Input data:
════════════════════

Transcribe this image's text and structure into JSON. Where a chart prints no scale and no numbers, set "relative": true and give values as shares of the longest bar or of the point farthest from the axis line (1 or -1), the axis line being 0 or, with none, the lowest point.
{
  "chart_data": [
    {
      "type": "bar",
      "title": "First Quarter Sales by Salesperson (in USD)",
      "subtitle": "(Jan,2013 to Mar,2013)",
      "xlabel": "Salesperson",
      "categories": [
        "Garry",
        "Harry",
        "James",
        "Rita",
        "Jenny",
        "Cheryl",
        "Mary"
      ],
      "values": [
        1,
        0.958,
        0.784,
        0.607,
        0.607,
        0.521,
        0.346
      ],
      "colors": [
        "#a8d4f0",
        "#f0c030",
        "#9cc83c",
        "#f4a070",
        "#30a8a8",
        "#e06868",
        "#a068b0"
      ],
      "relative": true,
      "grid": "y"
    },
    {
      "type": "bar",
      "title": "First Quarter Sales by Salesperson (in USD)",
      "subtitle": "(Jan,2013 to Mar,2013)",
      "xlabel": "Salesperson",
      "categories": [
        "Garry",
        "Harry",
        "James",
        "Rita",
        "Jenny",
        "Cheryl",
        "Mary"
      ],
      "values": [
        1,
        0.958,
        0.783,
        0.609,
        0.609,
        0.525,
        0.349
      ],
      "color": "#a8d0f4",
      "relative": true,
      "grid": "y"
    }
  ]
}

════════════════════

Required task:
Reproduce the data in its entirety, matching each character.

Solution to this problem:
Transcribe this image's text and structure into JSON. Where a chart prints no scale and no numbers, set "relative": true and give values as shares of the longest bar or of the point farthest from the axis line (1 or -1), the axis line being 0 or, with none, the lowest point.
{
  "chart_data": [
    {
      "type": "bar",
      "title": "First Quarter Sales by Salesperson (in USD)",
      "subtitle": "(Jan,2013 to Mar,2013)",
      "xlabel": "Salesperson",
      "categories": [
        "Garry",
        "Harry",
        "James",
        "Rita",
        "Jenny",
        "Cheryl",
        "Mary"
      ],
      "values": [
        1,
        0.958,
        0.784,
        0.607,
        0.607,
        0.521,
        0.346
      ],
      "colors": [
        "#a8d4f0",
        "#f0c030",
        "#9cc83c",
        "#f4a070",
        "#30a8a8",
        "#e06868",
        "#a068b0"
      ],
      "relative": true,
      "grid": "y"
    },
    {
      "type": "bar",
      "title": "First Quarter Sales by Salesperson (in USD)",
      "subtitle": "(Jan,2013 to Mar,2013)",
      "xlabel": "Salesperson",
      "categories": [
        "Garry",
        "Harry",
        "James",
        "Rita",
        "Jenny",
        "Cheryl",
        "Mary"
      ],
      "values": [
        1,
        0.958,
        0.783,
        0.609,
        0.609,
        0.525,
        0.349
      ],
      "color": "#a8d0f4",
      "relative": true,
      "grid": "y"
    }
  ]
}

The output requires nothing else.